* Begin *
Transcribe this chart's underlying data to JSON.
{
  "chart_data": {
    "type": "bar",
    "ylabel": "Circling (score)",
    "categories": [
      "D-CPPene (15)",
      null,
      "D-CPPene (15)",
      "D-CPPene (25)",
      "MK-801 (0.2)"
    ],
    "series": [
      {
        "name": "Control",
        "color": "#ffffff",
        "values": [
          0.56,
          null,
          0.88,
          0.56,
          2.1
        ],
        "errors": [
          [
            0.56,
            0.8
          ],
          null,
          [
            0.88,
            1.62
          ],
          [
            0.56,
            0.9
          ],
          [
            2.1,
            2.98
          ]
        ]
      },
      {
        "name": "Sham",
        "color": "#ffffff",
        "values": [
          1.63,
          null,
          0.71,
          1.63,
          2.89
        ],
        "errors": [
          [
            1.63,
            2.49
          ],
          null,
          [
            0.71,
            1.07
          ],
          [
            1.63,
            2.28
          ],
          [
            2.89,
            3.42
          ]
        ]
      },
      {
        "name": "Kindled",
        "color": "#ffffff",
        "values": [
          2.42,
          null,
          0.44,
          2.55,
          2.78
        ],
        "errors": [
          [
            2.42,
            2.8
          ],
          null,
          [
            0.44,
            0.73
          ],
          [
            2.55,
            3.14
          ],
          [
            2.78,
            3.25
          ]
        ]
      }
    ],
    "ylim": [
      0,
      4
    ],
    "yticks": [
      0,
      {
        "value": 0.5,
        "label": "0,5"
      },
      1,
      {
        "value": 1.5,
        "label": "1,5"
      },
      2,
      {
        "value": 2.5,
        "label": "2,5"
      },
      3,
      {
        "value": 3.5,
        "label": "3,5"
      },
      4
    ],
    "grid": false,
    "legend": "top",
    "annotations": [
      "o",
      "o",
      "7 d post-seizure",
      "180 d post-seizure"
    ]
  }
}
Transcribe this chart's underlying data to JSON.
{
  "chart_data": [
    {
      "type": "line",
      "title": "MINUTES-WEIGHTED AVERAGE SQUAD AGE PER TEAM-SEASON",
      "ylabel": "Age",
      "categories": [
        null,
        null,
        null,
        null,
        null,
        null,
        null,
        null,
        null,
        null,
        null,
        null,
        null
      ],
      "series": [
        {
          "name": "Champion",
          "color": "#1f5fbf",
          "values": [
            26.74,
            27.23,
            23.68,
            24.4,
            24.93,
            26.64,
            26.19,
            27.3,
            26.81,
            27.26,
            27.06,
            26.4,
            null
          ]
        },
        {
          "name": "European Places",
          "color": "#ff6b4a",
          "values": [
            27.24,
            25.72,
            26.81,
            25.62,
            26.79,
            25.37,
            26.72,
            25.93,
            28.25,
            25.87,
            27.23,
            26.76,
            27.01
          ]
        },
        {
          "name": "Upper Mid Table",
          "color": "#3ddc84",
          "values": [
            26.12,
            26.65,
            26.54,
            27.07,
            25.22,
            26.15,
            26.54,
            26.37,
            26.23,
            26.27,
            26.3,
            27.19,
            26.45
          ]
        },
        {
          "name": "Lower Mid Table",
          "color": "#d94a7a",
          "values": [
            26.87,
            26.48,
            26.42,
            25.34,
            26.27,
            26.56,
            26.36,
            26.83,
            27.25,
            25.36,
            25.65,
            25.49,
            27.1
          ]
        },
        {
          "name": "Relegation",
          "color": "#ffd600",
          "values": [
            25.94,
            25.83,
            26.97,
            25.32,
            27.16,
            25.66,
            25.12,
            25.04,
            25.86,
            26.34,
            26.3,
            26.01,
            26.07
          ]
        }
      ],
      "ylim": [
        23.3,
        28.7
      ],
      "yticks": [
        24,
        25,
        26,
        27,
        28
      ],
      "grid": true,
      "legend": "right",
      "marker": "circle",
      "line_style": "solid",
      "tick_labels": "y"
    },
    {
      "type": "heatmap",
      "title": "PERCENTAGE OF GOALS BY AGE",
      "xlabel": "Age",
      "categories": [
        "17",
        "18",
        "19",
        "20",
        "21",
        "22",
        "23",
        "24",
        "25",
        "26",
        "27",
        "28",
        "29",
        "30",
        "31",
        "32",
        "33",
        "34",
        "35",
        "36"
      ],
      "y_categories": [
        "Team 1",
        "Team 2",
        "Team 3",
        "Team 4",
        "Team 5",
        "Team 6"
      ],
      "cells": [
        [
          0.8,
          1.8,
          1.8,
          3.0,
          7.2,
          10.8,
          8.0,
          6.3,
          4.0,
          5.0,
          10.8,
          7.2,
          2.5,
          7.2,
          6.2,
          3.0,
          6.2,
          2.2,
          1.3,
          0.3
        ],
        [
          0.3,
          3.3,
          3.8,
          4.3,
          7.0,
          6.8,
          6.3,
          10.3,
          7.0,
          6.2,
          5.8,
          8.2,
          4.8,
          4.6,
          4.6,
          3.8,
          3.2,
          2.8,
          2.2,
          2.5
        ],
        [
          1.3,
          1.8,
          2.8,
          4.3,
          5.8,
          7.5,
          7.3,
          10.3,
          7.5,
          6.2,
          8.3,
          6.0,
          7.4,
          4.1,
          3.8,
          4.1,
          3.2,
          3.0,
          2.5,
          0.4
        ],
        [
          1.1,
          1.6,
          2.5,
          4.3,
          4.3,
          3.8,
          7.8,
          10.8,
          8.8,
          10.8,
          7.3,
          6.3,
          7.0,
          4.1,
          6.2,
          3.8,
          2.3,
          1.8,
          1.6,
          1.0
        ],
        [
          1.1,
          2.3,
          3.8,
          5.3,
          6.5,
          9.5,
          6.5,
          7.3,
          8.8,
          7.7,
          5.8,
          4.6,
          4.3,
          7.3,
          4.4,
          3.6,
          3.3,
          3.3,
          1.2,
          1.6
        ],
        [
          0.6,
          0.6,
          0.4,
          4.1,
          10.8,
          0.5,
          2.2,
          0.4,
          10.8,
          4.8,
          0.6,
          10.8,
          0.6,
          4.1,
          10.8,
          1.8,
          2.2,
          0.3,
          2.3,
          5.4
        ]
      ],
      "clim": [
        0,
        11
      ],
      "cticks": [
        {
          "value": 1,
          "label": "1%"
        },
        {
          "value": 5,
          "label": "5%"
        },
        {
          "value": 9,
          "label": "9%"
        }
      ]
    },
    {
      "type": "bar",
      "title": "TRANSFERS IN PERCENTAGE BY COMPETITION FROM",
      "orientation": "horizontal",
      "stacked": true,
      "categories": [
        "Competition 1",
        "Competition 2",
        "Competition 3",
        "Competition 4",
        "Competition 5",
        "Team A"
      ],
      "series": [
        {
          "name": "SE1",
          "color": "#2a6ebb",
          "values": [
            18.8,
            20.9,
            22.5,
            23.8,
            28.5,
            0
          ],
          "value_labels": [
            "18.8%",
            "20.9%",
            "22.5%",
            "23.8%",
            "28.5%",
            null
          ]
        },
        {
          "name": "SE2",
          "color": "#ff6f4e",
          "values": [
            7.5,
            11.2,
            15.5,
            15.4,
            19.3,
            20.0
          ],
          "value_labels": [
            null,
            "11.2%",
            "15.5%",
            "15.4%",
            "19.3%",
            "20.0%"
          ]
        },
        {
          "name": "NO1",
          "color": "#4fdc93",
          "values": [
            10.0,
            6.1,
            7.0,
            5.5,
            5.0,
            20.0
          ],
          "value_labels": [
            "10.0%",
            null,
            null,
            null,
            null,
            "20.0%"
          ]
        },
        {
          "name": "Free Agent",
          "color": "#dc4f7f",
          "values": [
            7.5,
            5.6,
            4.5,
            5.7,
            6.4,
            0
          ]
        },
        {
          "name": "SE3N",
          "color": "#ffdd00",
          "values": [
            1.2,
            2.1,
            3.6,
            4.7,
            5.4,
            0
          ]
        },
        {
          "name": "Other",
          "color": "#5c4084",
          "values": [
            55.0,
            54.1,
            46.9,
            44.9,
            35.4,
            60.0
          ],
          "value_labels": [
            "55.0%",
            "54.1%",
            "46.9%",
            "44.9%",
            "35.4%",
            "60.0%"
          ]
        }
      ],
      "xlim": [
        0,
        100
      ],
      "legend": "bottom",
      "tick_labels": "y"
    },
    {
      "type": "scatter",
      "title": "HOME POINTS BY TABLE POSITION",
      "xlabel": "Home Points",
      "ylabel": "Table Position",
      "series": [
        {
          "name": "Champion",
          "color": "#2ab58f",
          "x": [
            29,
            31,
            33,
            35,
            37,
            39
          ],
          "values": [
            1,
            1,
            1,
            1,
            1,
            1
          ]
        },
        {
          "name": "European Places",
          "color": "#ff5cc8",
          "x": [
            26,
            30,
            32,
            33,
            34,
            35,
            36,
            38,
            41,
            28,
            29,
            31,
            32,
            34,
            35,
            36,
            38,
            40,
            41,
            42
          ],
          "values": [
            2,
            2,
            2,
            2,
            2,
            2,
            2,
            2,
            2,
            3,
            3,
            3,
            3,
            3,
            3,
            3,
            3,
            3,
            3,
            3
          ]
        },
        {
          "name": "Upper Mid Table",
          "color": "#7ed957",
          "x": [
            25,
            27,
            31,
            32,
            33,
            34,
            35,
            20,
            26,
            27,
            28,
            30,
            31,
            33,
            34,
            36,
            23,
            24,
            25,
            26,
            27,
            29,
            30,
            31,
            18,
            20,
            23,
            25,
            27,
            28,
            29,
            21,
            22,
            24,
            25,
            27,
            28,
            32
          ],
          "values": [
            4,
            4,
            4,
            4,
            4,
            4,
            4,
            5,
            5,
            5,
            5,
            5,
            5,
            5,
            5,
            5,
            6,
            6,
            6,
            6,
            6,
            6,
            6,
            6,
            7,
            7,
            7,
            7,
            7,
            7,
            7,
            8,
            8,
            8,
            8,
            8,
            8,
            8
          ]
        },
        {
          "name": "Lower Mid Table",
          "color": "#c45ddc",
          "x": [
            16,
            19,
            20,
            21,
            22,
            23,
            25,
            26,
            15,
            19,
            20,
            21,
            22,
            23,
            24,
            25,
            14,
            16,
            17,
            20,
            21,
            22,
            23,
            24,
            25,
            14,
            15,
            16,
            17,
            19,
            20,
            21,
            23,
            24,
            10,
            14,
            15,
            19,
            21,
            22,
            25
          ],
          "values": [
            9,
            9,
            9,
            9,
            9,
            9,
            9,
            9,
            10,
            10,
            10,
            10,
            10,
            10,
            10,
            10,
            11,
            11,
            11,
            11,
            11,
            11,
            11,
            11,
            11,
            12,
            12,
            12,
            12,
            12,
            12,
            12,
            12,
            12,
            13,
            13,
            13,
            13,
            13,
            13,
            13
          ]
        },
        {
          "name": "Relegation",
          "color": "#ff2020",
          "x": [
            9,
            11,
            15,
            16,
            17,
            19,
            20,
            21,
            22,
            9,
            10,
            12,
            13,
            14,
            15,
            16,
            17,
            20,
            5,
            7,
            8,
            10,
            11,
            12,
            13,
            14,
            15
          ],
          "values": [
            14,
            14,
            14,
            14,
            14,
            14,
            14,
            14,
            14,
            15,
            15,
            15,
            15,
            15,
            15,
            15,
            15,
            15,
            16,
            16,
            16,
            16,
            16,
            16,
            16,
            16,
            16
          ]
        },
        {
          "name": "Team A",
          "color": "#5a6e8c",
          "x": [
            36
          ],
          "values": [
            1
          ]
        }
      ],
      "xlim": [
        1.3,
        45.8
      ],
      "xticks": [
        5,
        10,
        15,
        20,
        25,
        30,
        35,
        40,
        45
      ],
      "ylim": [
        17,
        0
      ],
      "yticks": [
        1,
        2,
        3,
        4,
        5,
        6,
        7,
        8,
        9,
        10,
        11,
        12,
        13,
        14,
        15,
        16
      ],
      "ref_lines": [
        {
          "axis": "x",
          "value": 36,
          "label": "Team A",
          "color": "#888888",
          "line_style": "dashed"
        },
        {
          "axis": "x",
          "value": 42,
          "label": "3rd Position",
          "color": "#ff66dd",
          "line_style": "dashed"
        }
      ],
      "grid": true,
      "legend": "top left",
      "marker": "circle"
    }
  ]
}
* End *
• TASK OBJECTIVE
Show every line from the listing above in which the string "title" appears.

• CORRECT ANSWER
      "title": "MINUTES-WEIGHTED AVERAGE SQUAD AGE PER TEAM-SEASON",
      "title": "PERCENTAGE OF GOALS BY AGE",
      "title": "TRANSFERS IN PERCENTAGE BY COMPETITION FROM",
      "title": "HOME POINTS BY TABLE POSITION",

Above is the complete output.